## TASK REQUIREMENTS
Every line of the data must be copied exactly.

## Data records
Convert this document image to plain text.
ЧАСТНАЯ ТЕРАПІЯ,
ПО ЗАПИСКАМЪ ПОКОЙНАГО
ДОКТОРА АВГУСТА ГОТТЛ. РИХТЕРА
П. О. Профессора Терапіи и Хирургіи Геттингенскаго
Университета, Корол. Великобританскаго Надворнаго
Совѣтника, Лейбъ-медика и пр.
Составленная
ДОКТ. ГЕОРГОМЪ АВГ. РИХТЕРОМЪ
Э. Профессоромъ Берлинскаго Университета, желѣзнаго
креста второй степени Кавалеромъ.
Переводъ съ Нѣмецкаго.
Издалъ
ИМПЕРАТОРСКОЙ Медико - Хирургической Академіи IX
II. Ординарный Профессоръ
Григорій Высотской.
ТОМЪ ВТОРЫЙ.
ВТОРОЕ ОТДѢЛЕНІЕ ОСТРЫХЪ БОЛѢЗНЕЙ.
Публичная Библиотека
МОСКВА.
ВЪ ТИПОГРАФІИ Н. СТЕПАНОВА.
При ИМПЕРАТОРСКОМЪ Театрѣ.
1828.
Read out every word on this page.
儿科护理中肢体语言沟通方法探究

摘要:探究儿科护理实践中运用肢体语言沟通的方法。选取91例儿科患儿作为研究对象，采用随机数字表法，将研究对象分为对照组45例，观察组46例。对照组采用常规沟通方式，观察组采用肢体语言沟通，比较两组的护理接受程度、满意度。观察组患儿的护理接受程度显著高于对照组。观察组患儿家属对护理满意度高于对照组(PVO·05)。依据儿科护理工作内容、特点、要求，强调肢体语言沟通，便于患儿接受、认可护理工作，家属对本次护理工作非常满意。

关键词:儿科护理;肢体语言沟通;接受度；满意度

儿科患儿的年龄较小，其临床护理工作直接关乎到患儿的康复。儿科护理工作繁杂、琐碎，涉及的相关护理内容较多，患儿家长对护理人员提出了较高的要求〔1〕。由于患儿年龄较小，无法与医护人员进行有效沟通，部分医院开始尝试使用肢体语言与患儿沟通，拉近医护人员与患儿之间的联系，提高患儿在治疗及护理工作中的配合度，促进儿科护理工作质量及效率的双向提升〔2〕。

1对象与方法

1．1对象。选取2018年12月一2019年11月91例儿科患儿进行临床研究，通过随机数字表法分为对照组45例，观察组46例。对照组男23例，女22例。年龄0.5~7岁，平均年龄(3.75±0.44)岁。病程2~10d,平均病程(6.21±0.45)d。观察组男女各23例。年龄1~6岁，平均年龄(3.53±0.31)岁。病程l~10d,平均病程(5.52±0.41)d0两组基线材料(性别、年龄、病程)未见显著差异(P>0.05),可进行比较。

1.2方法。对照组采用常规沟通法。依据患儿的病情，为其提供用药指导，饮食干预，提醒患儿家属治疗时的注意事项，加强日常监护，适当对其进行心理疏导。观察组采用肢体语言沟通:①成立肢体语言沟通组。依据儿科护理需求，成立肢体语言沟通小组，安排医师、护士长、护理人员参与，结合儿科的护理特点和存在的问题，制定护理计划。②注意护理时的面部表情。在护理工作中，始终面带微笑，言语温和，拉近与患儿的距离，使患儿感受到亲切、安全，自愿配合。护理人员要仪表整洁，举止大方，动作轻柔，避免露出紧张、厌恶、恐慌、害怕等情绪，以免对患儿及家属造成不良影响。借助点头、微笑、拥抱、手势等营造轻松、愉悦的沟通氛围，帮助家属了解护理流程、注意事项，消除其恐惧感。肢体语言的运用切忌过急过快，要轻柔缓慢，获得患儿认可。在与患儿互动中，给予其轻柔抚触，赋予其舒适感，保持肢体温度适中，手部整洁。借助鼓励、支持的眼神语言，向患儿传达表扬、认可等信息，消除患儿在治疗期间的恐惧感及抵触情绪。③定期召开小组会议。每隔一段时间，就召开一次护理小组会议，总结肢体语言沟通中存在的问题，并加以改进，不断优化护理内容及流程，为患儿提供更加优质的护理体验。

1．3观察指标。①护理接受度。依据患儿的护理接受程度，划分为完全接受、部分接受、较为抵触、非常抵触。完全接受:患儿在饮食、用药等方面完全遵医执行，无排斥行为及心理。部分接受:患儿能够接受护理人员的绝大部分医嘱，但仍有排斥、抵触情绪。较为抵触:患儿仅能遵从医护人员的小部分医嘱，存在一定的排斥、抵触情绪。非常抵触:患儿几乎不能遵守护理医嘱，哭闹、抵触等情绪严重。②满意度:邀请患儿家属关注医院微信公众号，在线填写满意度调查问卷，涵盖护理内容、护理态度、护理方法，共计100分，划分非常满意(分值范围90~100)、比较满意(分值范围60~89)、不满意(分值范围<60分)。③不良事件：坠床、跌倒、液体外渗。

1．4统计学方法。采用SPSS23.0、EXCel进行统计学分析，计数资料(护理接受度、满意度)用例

## SOLVED EXERCISE
Convert this document image to plain text.
ЧАСТНАЯ ТЕРАПІЯ,
ПО ЗАПИСКАМЪ ПОКОЙНАГО
ДОКТОРА АВГУСТА ГОТТЛ. РИХТЕРА
П. О. Профессора Терапіи и Хирургіи Геттингенскаго
Университета, Корол. Великобританскаго Надворнаго
Совѣтника, Лейбъ-медика и пр.
Составленная
ДОКТ. ГЕОРГОМЪ АВГ. РИХТЕРОМЪ
Э. Профессоромъ Берлинскаго Университета, желѣзнаго
креста второй степени Кавалеромъ.
Переводъ съ Нѣмецкаго.
Издалъ
ИМПЕРАТОРСКОЙ Медико - Хирургической Академіи IX
II. Ординарный Профессоръ
Григорій Высотской.
ТОМЪ ВТОРЫЙ.
ВТОРОЕ ОТДѢЛЕНІЕ ОСТРЫХЪ БОЛѢЗНЕЙ.
Публичная Библиотека
МОСКВА.
ВЪ ТИПОГРАФІИ Н. СТЕПАНОВА.
При ИМПЕРАТОРСКОМЪ Театрѣ.
1828.
Read out every word on this page.
儿科护理中肢体语言沟通方法探究

摘要:探究儿科护理实践中运用肢体语言沟通的方法。选取91例儿科患儿作为研究对象，采用随机数字表法，将研究对象分为对照组45例，观察组46例。对照组采用常规沟通方式，观察组采用肢体语言沟通，比较两组的护理接受程度、满意度。观察组患儿的护理接受程度显著高于对照组。观察组患儿家属对护理满意度高于对照组(PVO·05)。依据儿科护理工作内容、特点、要求，强调肢体语言沟通，便于患儿接受、认可护理工作，家属对本次护理工作非常满意。

关键词:儿科护理;肢体语言沟通;接受度；满意度

儿科患儿的年龄较小，其临床护理工作直接关乎到患儿的康复。儿科护理工作繁杂、琐碎，涉及的相关护理内容较多，患儿家长对护理人员提出了较高的要求〔1〕。由于患儿年龄较小，无法与医护人员进行有效沟通，部分医院开始尝试使用肢体语言与患儿沟通，拉近医护人员与患儿之间的联系，提高患儿在治疗及护理工作中的配合度，促进儿科护理工作质量及效率的双向提升〔2〕。

1对象与方法

1．1对象。选取2018年12月一2019年11月91例儿科患儿进行临床研究，通过随机数字表法分为对照组45例，观察组46例。对照组男23例，女22例。年龄0.5~7岁，平均年龄(3.75±0.44)岁。病程2~10d,平均病程(6.21±0.45)d。观察组男女各23例。年龄1~6岁，平均年龄(3.53±0.31)岁。病程l~10d,平均病程(5.52±0.41)d0两组基线材料(性别、年龄、病程)未见显著差异(P>0.05),可进行比较。

1.2方法。对照组采用常规沟通法。依据患儿的病情，为其提供用药指导，饮食干预，提醒患儿家属治疗时的注意事项，加强日常监护，适当对其进行心理疏导。观察组采用肢体语言沟通:①成立肢体语言沟通组。依据儿科护理需求，成立肢体语言沟通小组，安排医师、护士长、护理人员参与，结合儿科的护理特点和存在的问题，制定护理计划。②注意护理时的面部表情。在护理工作中，始终面带微笑，言语温和，拉近与患儿的距离，使患儿感受到亲切、安全，自愿配合。护理人员要仪表整洁，举止大方，动作轻柔，避免露出紧张、厌恶、恐慌、害怕等情绪，以免对患儿及家属造成不良影响。借助点头、微笑、拥抱、手势等营造轻松、愉悦的沟通氛围，帮助家属了解护理流程、注意事项，消除其恐惧感。肢体语言的运用切忌过急过快，要轻柔缓慢，获得患儿认可。在与患儿互动中，给予其轻柔抚触，赋予其舒适感，保持肢体温度适中，手部整洁。借助鼓励、支持的眼神语言，向患儿传达表扬、认可等信息，消除患儿在治疗期间的恐惧感及抵触情绪。③定期召开小组会议。每隔一段时间，就召开一次护理小组会议，总结肢体语言沟通中存在的问题，并加以改进，不断优化护理内容及流程，为患儿提供更加优质的护理体验。

1．3观察指标。①护理接受度。依据患儿的护理接受程度，划分为完全接受、部分接受、较为抵触、非常抵触。完全接受:患儿在饮食、用药等方面完全遵医执行，无排斥行为及心理。部分接受:患儿能够接受护理人员的绝大部分医嘱，但仍有排斥、抵触情绪。较为抵触:患儿仅能遵从医护人员的小部分医嘱，存在一定的排斥、抵触情绪。非常抵触:患儿几乎不能遵守护理医嘱，哭闹、抵触等情绪严重。②满意度:邀请患儿家属关注医院微信公众号，在线填写满意度调查问卷，涵盖护理内容、护理态度、护理方法，共计100分，划分非常满意(分值范围90~100)、比较满意(分值范围60~89)、不满意(分值范围<60分)。③不良事件：坠床、跌倒、液体外渗。

1．4统计学方法。采用SPSS23.0、EXCel进行统计学分析，计数资料(护理接受度、满意度)用例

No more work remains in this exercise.